**ASSIGNED TASK**. Output the data unchanged and complete, minus the images.

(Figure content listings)
Content starts
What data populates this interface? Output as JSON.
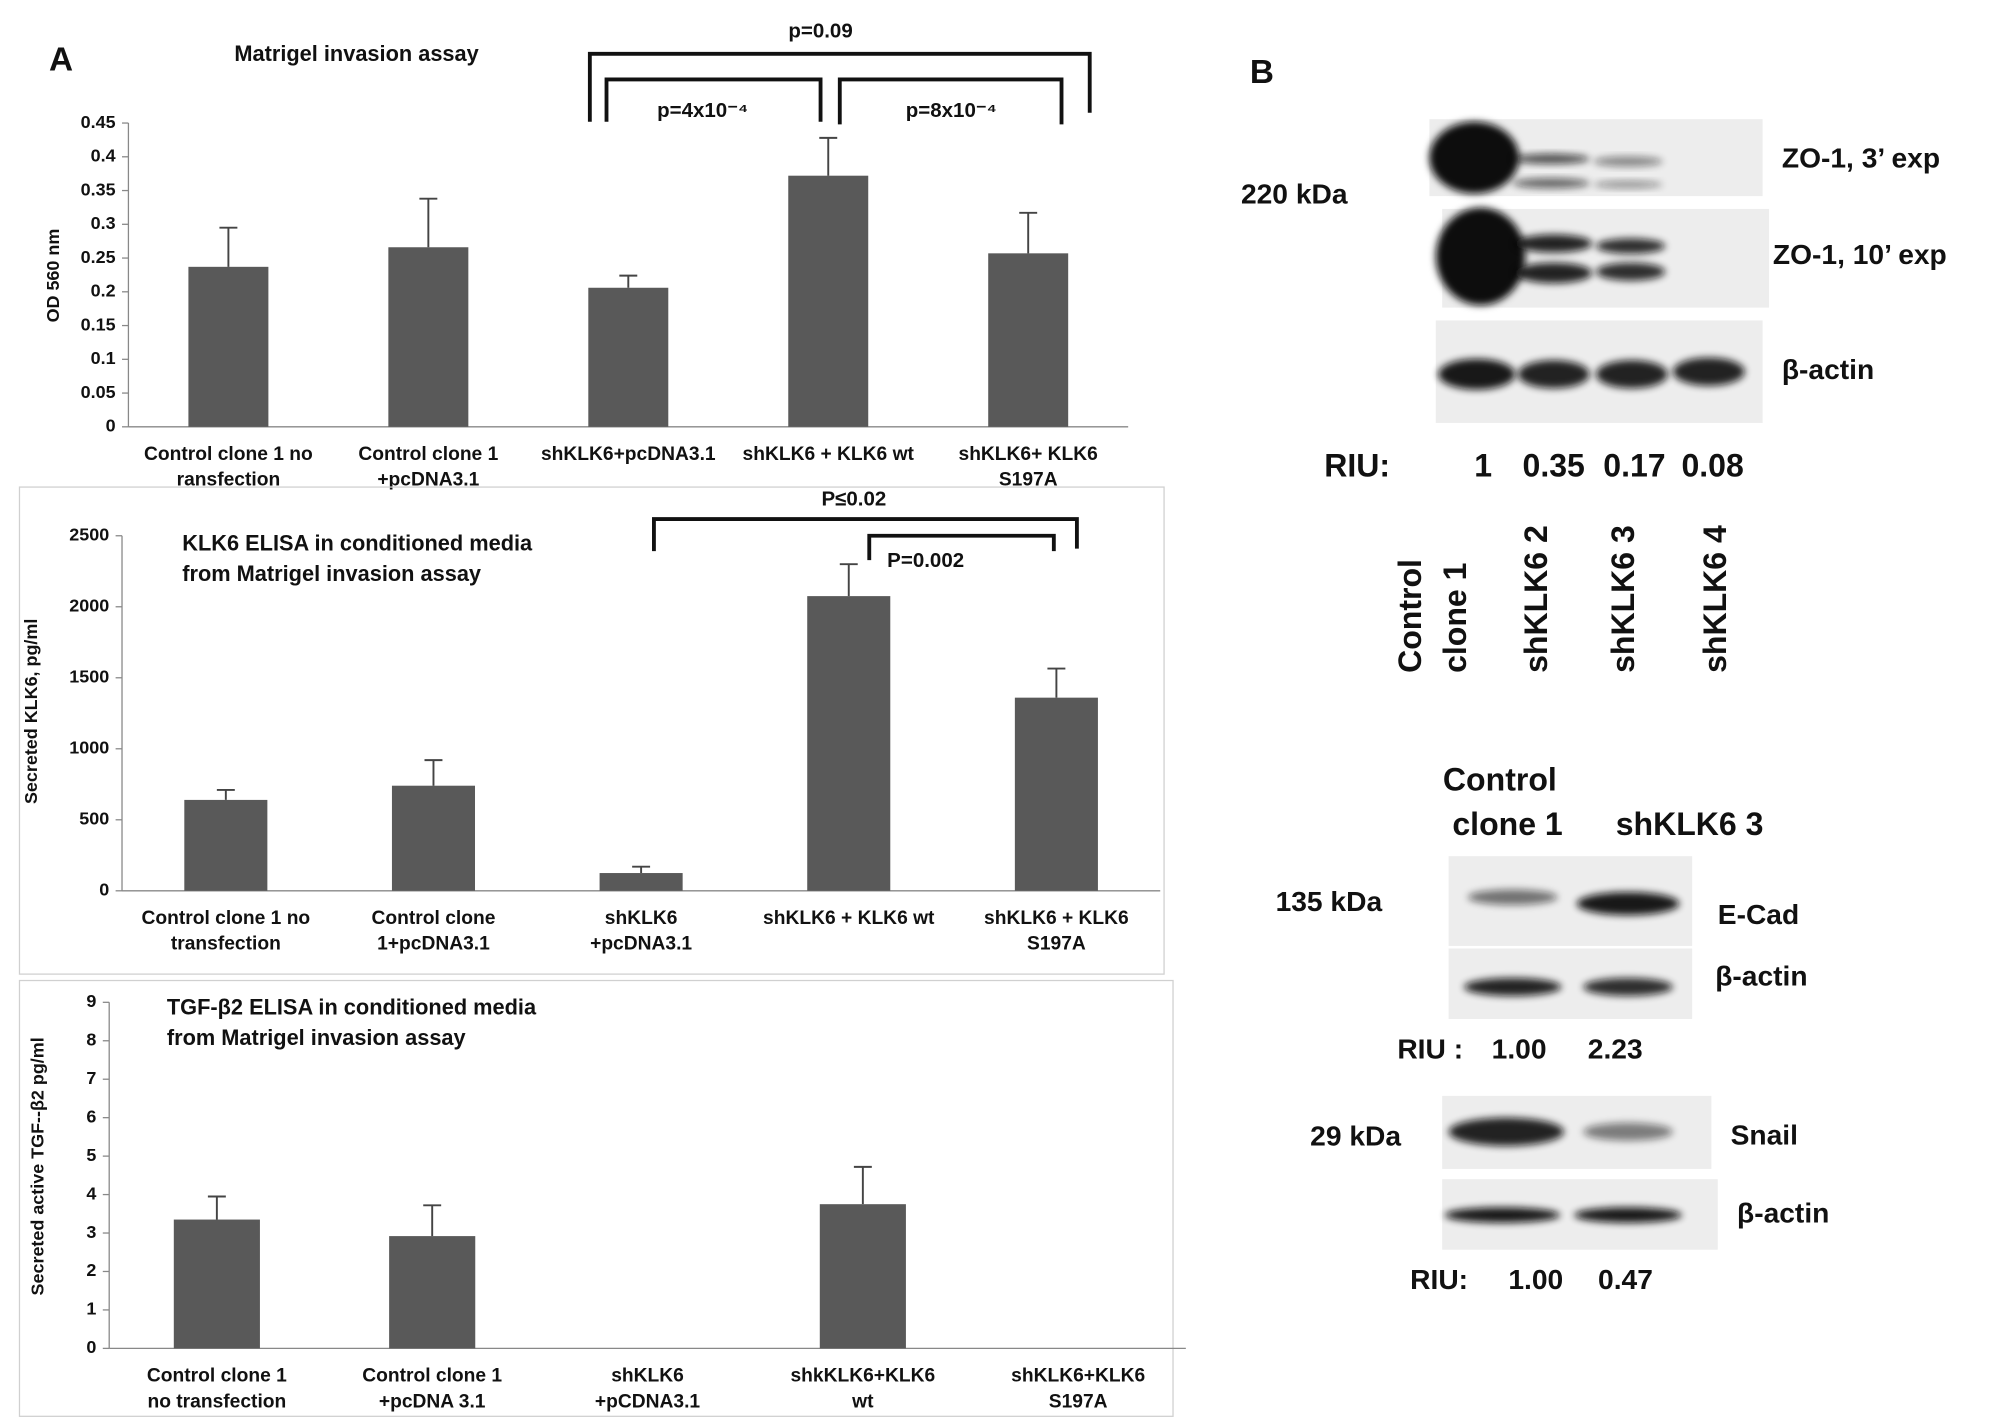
{
  "panel_labels": [
    "A",
    "B"
  ],
  "chart_data": [
    {
      "type": "bar",
      "title": "Matrigel invasion assay",
      "y_label": "OD 560 nm",
      "categories": [
        [
          "Control clone 1 no",
          "ransfection"
        ],
        [
          "Control clone 1",
          "+pcDNA3.1"
        ],
        [
          "shKLK6+pcDNA3.1"
        ],
        [
          "shKLK6 + KLK6 wt"
        ],
        [
          "shKLK6+ KLK6",
          "S197A"
        ]
      ],
      "values": [
        0.237,
        0.266,
        0.206,
        0.372,
        0.257
      ],
      "errors": [
        0.058,
        0.072,
        0.018,
        0.056,
        0.06
      ],
      "color": "#595959",
      "ylim": [
        0,
        0.45
      ],
      "yticks": [
        0,
        0.05,
        0.1,
        0.15,
        0.2,
        0.25,
        0.3,
        0.35,
        0.4,
        0.45
      ],
      "annotations": [
        "p=0.09",
        "p=4x10⁻⁴",
        "p=8x10⁻⁴"
      ]
    },
    {
      "type": "bar",
      "title": [
        "KLK6 ELISA in conditioned media",
        "from Matrigel invasion assay"
      ],
      "y_label": "Secreted KLK6, pg/ml",
      "categories": [
        [
          "Control clone 1 no",
          "transfection"
        ],
        [
          "Control clone",
          "1+pcDNA3.1"
        ],
        [
          "shKLK6",
          "+pcDNA3.1"
        ],
        [
          "shKLK6  + KLK6 wt"
        ],
        [
          "shKLK6 + KLK6",
          "S197A"
        ]
      ],
      "values": [
        640,
        740,
        125,
        2075,
        1360
      ],
      "errors": [
        70,
        180,
        45,
        225,
        205
      ],
      "color": "#595959",
      "ylim": [
        0,
        2500
      ],
      "yticks": [
        0,
        500,
        1000,
        1500,
        2000,
        2500
      ],
      "annotations": [
        "P≤0.02",
        "P=0.002"
      ]
    },
    {
      "type": "bar",
      "title": [
        "TGF-β2 ELISA in conditioned media",
        "from Matrigel invasion assay"
      ],
      "y_label": "Secreted  active TGF--β2 pg/ml",
      "categories": [
        [
          "Control clone 1",
          "no transfection"
        ],
        [
          "Control clone 1",
          "+pcDNA 3.1"
        ],
        [
          "shKLK6",
          "+pCDNA3.1"
        ],
        [
          "shkKLK6+KLK6",
          "wt"
        ],
        [
          "shKLK6+KLK6",
          "S197A"
        ]
      ],
      "values": [
        3.35,
        2.92,
        0,
        3.75,
        0
      ],
      "errors": [
        0.6,
        0.8,
        null,
        0.97,
        null
      ],
      "color": "#595959",
      "ylim": [
        0,
        9
      ],
      "yticks": [
        0,
        1,
        2,
        3,
        4,
        5,
        6,
        7,
        8,
        9
      ],
      "annotations": []
    }
  ],
  "blot_top": {
    "size": "220 kDa",
    "rows": [
      "ZO-1, 3’ exp",
      "ZO-1, 10’ exp",
      "β-actin"
    ],
    "riu_label": "RIU:",
    "riu": [
      "1",
      "0.35",
      "0.17",
      "0.08"
    ],
    "lanes": [
      [
        "Control",
        "clone 1"
      ],
      [
        "shKLK6 2"
      ],
      [
        "shKLK6 3"
      ],
      [
        "shKLK6 4"
      ]
    ]
  },
  "blot_bottom": {
    "lanes": [
      [
        "Control",
        "clone 1"
      ],
      [
        "shKLK6 3"
      ]
    ],
    "ecad": {
      "size": "135 kDa",
      "rows": [
        "E-Cad",
        "β-actin"
      ],
      "riu_label": "RIU :",
      "riu": [
        "1.00",
        "2.23"
      ]
    },
    "snail": {
      "size": "29 kDa",
      "rows": [
        "Snail",
        "β-actin"
      ],
      "riu_label": "RIU:",
      "riu": [
        "1.00",
        "0.47"
      ]
    }
  }
}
Content ends
**ANSWER SECTION**.
What data populates this interface? Output as JSON.
{
  "panel_labels": [
    "A",
    "B"
  ],
  "chart_data": [
    {
      "type": "bar",
      "title": "Matrigel invasion assay",
      "y_label": "OD 560 nm",
      "categories": [
        [
          "Control clone 1 no",
          "ransfection"
        ],
        [
          "Control clone 1",
          "+pcDNA3.1"
        ],
        [
          "shKLK6+pcDNA3.1"
        ],
        [
          "shKLK6 + KLK6 wt"
        ],
        [
          "shKLK6+ KLK6",
          "S197A"
        ]
      ],
      "values": [
        0.237,
        0.266,
        0.206,
        0.372,
        0.257
      ],
      "errors": [
        0.058,
        0.072,
        0.018,
        0.056,
        0.06
      ],
      "color": "#595959",
      "ylim": [
        0,
        0.45
      ],
      "yticks": [
        0,
        0.05,
        0.1,
        0.15,
        0.2,
        0.25,
        0.3,
        0.35,
        0.4,
        0.45
      ],
      "annotations": [
        "p=0.09",
        "p=4x10⁻⁴",
        "p=8x10⁻⁴"
      ]
    },
    {
      "type": "bar",
      "title": [
        "KLK6 ELISA in conditioned media",
        "from Matrigel invasion assay"
      ],
      "y_label": "Secreted KLK6, pg/ml",
      "categories": [
        [
          "Control clone 1 no",
          "transfection"
        ],
        [
          "Control clone",
          "1+pcDNA3.1"
        ],
        [
          "shKLK6",
          "+pcDNA3.1"
        ],
        [
          "shKLK6  + KLK6 wt"
        ],
        [
          "shKLK6 + KLK6",
          "S197A"
        ]
      ],
      "values": [
        640,
        740,
        125,
        2075,
        1360
      ],
      "errors": [
        70,
        180,
        45,
        225,
        205
      ],
      "color": "#595959",
      "ylim": [
        0,
        2500
      ],
      "yticks": [
        0,
        500,
        1000,
        1500,
        2000,
        2500
      ],
      "annotations": [
        "P≤0.02",
        "P=0.002"
      ]
    },
    {
      "type": "bar",
      "title": [
        "TGF-β2 ELISA in conditioned media",
        "from Matrigel invasion assay"
      ],
      "y_label": "Secreted  active TGF--β2 pg/ml",
      "categories": [
        [
          "Control clone 1",
          "no transfection"
        ],
        [
          "Control clone 1",
          "+pcDNA 3.1"
        ],
        [
          "shKLK6",
          "+pCDNA3.1"
        ],
        [
          "shkKLK6+KLK6",
          "wt"
        ],
        [
          "shKLK6+KLK6",
          "S197A"
        ]
      ],
      "values": [
        3.35,
        2.92,
        0,
        3.75,
        0
      ],
      "errors": [
        0.6,
        0.8,
        null,
        0.97,
        null
      ],
      "color": "#595959",
      "ylim": [
        0,
        9
      ],
      "yticks": [
        0,
        1,
        2,
        3,
        4,
        5,
        6,
        7,
        8,
        9
      ],
      "annotations": []
    }
  ],
  "blot_top": {
    "size": "220 kDa",
    "rows": [
      "ZO-1, 3’ exp",
      "ZO-1, 10’ exp",
      "β-actin"
    ],
    "riu_label": "RIU:",
    "riu": [
      "1",
      "0.35",
      "0.17",
      "0.08"
    ],
    "lanes": [
      [
        "Control",
        "clone 1"
      ],
      [
        "shKLK6 2"
      ],
      [
        "shKLK6 3"
      ],
      [
        "shKLK6 4"
      ]
    ]
  },
  "blot_bottom": {
    "lanes": [
      [
        "Control",
        "clone 1"
      ],
      [
        "shKLK6 3"
      ]
    ],
    "ecad": {
      "size": "135 kDa",
      "rows": [
        "E-Cad",
        "β-actin"
      ],
      "riu_label": "RIU :",
      "riu": [
        "1.00",
        "2.23"
      ]
    },
    "snail": {
      "size": "29 kDa",
      "rows": [
        "Snail",
        "β-actin"
      ],
      "riu_label": "RIU:",
      "riu": [
        "1.00",
        "0.47"
      ]
    }
  }
}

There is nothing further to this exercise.